■ SET PROBLEM: Reproduce every line of the following data verbatim, with no changes.

(Spatial layout data)
*-*-*
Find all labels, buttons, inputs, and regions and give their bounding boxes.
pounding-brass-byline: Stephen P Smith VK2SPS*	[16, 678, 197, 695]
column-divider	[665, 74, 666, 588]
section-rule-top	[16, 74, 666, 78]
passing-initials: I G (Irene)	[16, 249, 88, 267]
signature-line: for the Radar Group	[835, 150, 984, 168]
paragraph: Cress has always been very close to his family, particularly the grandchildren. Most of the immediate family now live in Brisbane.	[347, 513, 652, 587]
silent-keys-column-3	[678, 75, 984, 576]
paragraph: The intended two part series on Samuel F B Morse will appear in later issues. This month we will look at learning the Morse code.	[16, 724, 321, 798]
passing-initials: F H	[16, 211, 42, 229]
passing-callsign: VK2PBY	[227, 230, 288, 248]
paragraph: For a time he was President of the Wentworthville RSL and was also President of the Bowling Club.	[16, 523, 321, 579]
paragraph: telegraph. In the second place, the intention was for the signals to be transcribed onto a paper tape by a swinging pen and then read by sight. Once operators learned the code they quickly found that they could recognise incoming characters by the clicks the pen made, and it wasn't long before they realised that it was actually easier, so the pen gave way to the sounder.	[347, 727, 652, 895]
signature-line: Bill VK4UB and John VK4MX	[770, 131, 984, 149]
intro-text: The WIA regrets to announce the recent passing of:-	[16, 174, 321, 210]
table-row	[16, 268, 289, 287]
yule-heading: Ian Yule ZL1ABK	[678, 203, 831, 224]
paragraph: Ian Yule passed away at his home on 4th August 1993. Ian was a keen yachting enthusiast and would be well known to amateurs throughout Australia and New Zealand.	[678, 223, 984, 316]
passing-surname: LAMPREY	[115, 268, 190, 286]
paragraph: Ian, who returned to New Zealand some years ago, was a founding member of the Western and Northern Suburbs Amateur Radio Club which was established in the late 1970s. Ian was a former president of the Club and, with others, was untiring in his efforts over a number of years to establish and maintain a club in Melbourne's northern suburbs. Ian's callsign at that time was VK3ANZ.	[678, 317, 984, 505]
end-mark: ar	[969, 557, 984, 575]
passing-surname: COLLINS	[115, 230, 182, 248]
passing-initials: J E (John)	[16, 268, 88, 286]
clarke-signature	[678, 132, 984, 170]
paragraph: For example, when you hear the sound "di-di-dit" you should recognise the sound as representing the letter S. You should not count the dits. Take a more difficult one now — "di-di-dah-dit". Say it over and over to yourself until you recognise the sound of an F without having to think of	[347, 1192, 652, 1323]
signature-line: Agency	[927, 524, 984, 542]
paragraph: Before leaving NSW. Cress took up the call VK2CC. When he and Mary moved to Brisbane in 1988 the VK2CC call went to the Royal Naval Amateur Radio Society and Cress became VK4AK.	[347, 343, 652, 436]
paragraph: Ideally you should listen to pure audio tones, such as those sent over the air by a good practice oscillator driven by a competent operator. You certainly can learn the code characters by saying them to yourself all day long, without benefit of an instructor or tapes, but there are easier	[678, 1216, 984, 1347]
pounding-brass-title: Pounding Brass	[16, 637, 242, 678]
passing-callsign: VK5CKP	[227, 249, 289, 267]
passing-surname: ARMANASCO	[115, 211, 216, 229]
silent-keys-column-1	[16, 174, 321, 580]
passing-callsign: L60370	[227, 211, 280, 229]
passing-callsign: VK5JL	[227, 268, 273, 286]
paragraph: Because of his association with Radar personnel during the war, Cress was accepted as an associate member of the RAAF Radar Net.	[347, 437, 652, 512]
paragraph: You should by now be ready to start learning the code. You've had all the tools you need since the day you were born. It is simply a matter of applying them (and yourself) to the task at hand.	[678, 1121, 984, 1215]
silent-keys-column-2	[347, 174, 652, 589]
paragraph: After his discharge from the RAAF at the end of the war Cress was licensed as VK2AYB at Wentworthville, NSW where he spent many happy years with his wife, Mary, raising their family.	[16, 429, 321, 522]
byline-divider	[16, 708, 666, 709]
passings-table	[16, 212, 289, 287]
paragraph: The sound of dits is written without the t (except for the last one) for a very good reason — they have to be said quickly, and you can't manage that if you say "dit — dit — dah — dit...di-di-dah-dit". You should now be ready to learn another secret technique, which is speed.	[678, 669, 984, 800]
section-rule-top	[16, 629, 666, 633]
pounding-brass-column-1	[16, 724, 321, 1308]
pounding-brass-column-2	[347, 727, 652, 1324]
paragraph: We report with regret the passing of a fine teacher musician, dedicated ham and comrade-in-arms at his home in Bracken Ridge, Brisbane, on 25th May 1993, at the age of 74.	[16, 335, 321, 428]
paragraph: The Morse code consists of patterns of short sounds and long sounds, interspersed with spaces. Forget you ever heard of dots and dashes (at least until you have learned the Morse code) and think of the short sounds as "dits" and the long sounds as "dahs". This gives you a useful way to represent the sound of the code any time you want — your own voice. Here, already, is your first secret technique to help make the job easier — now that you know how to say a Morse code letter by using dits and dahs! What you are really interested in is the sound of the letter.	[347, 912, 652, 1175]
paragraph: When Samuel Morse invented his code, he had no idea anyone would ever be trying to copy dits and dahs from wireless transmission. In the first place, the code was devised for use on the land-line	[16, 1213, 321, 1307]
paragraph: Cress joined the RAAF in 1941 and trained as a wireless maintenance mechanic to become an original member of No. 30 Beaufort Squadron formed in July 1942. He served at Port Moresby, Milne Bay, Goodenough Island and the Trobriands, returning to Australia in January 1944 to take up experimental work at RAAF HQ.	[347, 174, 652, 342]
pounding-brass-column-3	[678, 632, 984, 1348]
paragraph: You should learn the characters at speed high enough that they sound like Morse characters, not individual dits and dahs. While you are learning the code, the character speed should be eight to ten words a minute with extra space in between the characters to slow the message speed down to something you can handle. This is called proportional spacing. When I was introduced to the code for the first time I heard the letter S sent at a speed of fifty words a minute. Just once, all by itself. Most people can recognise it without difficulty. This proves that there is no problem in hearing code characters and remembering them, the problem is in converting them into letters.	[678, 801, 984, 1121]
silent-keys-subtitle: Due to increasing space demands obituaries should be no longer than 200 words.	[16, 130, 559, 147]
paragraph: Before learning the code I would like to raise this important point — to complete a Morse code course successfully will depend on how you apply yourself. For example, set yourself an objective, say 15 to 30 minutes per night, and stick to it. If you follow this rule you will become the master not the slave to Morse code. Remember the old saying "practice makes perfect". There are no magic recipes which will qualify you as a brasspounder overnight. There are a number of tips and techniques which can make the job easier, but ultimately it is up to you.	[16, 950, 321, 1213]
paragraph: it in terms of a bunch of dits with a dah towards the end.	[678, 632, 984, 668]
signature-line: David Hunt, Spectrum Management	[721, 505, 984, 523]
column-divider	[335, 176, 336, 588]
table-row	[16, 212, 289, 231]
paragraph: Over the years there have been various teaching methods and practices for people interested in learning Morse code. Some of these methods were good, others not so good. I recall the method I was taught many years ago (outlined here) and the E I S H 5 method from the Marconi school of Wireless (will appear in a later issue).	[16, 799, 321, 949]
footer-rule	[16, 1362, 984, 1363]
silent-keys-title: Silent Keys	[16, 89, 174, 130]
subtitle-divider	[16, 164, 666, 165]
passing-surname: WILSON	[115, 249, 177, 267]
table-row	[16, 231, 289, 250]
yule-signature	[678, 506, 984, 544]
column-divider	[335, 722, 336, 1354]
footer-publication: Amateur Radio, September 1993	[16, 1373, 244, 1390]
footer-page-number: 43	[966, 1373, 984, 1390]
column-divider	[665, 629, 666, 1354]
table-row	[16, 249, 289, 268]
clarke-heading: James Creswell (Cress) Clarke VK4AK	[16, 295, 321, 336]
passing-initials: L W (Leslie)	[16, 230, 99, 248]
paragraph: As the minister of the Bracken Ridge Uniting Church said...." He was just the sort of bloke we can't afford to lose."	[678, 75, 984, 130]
*-*-*
■ RESPONSE:
Find all labels, buttons, inputs, and regions and give their bounding boxes.
pounding-brass-byline: Stephen P Smith VK2SPS*	[16, 678, 197, 695]
column-divider	[665, 74, 666, 588]
section-rule-top	[16, 74, 666, 78]
passing-initials: I G (Irene)	[16, 249, 88, 267]
signature-line: for the Radar Group	[835, 150, 984, 168]
paragraph: Cress has always been very close to his family, particularly the grandchildren. Most of the immediate family now live in Brisbane.	[347, 513, 652, 587]
silent-keys-column-3	[678, 75, 984, 576]
paragraph: The intended two part series on Samuel F B Morse will appear in later issues. This month we will look at learning the Morse code.	[16, 724, 321, 798]
passing-initials: F H	[16, 211, 42, 229]
passing-callsign: VK2PBY	[227, 230, 288, 248]
paragraph: For a time he was President of the Wentworthville RSL and was also President of the Bowling Club.	[16, 523, 321, 579]
paragraph: telegraph. In the second place, the intention was for the signals to be transcribed onto a paper tape by a swinging pen and then read by sight. Once operators learned the code they quickly found that they could recognise incoming characters by the clicks the pen made, and it wasn't long before they realised that it was actually easier, so the pen gave way to the sounder.	[347, 727, 652, 895]
signature-line: Bill VK4UB and John VK4MX	[770, 131, 984, 149]
intro-text: The WIA regrets to announce the recent passing of:-	[16, 174, 321, 210]
table-row	[16, 268, 289, 287]
yule-heading: Ian Yule ZL1ABK	[678, 203, 831, 224]
paragraph: Ian Yule passed away at his home on 4th August 1993. Ian was a keen yachting enthusiast and would be well known to amateurs throughout Australia and New Zealand.	[678, 223, 984, 316]
passing-surname: LAMPREY	[115, 268, 190, 286]
paragraph: Ian, who returned to New Zealand some years ago, was a founding member of the Western and Northern Suburbs Amateur Radio Club which was established in the late 1970s. Ian was a former president of the Club and, with others, was untiring in his efforts over a number of years to establish and maintain a club in Melbourne's northern suburbs. Ian's callsign at that time was VK3ANZ.	[678, 317, 984, 505]
end-mark: ar	[969, 557, 984, 575]
passing-surname: COLLINS	[115, 230, 182, 248]
passing-initials: J E (John)	[16, 268, 88, 286]
clarke-signature	[678, 132, 984, 170]
paragraph: For example, when you hear the sound "di-di-dit" you should recognise the sound as representing the letter S. You should not count the dits. Take a more difficult one now — "di-di-dah-dit". Say it over and over to yourself until you recognise the sound of an F without having to think of	[347, 1192, 652, 1323]
signature-line: Agency	[927, 524, 984, 542]
paragraph: Before leaving NSW. Cress took up the call VK2CC. When he and Mary moved to Brisbane in 1988 the VK2CC call went to the Royal Naval Amateur Radio Society and Cress became VK4AK.	[347, 343, 652, 436]
paragraph: Ideally you should listen to pure audio tones, such as those sent over the air by a good practice oscillator driven by a competent operator. You certainly can learn the code characters by saying them to yourself all day long, without benefit of an instructor or tapes, but there are easier	[678, 1216, 984, 1347]
pounding-brass-title: Pounding Brass	[16, 637, 242, 678]
passing-callsign: VK5CKP	[227, 249, 289, 267]
passing-surname: ARMANASCO	[115, 211, 216, 229]
silent-keys-column-1	[16, 174, 321, 580]
passing-callsign: L60370	[227, 211, 280, 229]
passing-callsign: VK5JL	[227, 268, 273, 286]
paragraph: Because of his association with Radar personnel during the war, Cress was accepted as an associate member of the RAAF Radar Net.	[347, 437, 652, 512]
paragraph: You should by now be ready to start learning the code. You've had all the tools you need since the day you were born. It is simply a matter of applying them (and yourself) to the task at hand.	[678, 1121, 984, 1215]
silent-keys-column-2	[347, 174, 652, 589]
paragraph: After his discharge from the RAAF at the end of the war Cress was licensed as VK2AYB at Wentworthville, NSW where he spent many happy years with his wife, Mary, raising their family.	[16, 429, 321, 522]
byline-divider	[16, 708, 666, 709]
passings-table	[16, 212, 289, 287]
paragraph: The sound of dits is written without the t (except for the last one) for a very good reason — they have to be said quickly, and you can't manage that if you say "dit — dit — dah — dit...di-di-dah-dit". You should now be ready to learn another secret technique, which is speed.	[678, 669, 984, 800]
section-rule-top	[16, 629, 666, 633]
pounding-brass-column-1	[16, 724, 321, 1308]
pounding-brass-column-2	[347, 727, 652, 1324]
paragraph: We report with regret the passing of a fine teacher musician, dedicated ham and comrade-in-arms at his home in Bracken Ridge, Brisbane, on 25th May 1993, at the age of 74.	[16, 335, 321, 428]
paragraph: The Morse code consists of patterns of short sounds and long sounds, interspersed with spaces. Forget you ever heard of dots and dashes (at least until you have learned the Morse code) and think of the short sounds as "dits" and the long sounds as "dahs". This gives you a useful way to represent the sound of the code any time you want — your own voice. Here, already, is your first secret technique to help make the job easier — now that you know how to say a Morse code letter by using dits and dahs! What you are really interested in is the sound of the letter.	[347, 912, 652, 1175]
paragraph: When Samuel Morse invented his code, he had no idea anyone would ever be trying to copy dits and dahs from wireless transmission. In the first place, the code was devised for use on the land-line	[16, 1213, 321, 1307]
paragraph: Cress joined the RAAF in 1941 and trained as a wireless maintenance mechanic to become an original member of No. 30 Beaufort Squadron formed in July 1942. He served at Port Moresby, Milne Bay, Goodenough Island and the Trobriands, returning to Australia in January 1944 to take up experimental work at RAAF HQ.	[347, 174, 652, 342]
pounding-brass-column-3	[678, 632, 984, 1348]
paragraph: You should learn the characters at speed high enough that they sound like Morse characters, not individual dits and dahs. While you are learning the code, the character speed should be eight to ten words a minute with extra space in between the characters to slow the message speed down to something you can handle. This is called proportional spacing. When I was introduced to the code for the first time I heard the letter S sent at a speed of fifty words a minute. Just once, all by itself. Most people can recognise it without difficulty. This proves that there is no problem in hearing code characters and remembering them, the problem is in converting them into letters.	[678, 801, 984, 1121]
silent-keys-subtitle: Due to increasing space demands obituaries should be no longer than 200 words.	[16, 130, 559, 147]
paragraph: Before learning the code I would like to raise this important point — to complete a Morse code course successfully will depend on how you apply yourself. For example, set yourself an objective, say 15 to 30 minutes per night, and stick to it. If you follow this rule you will become the master not the slave to Morse code. Remember the old saying "practice makes perfect". There are no magic recipes which will qualify you as a brasspounder overnight. There are a number of tips and techniques which can make the job easier, but ultimately it is up to you.	[16, 950, 321, 1213]
paragraph: it in terms of a bunch of dits with a dah towards the end.	[678, 632, 984, 668]
signature-line: David Hunt, Spectrum Management	[721, 505, 984, 523]
column-divider	[335, 176, 336, 588]
table-row	[16, 212, 289, 231]
paragraph: Over the years there have been various teaching methods and practices for people interested in learning Morse code. Some of these methods were good, others not so good. I recall the method I was taught many years ago (outlined here) and the E I S H 5 method from the Marconi school of Wireless (will appear in a later issue).	[16, 799, 321, 949]
footer-rule	[16, 1362, 984, 1363]
silent-keys-title: Silent Keys	[16, 89, 174, 130]
subtitle-divider	[16, 164, 666, 165]
passing-surname: WILSON	[115, 249, 177, 267]
table-row	[16, 231, 289, 250]
yule-signature	[678, 506, 984, 544]
column-divider	[335, 722, 336, 1354]
footer-publication: Amateur Radio, September 1993	[16, 1373, 244, 1390]
footer-page-number: 43	[966, 1373, 984, 1390]
column-divider	[665, 629, 666, 1354]
table-row	[16, 249, 289, 268]
clarke-heading: James Creswell (Cress) Clarke VK4AK	[16, 295, 321, 336]
passing-initials: L W (Leslie)	[16, 230, 99, 248]
paragraph: As the minister of the Bracken Ridge Uniting Church said...." He was just the sort of bloke we can't afford to lose."	[678, 75, 984, 130]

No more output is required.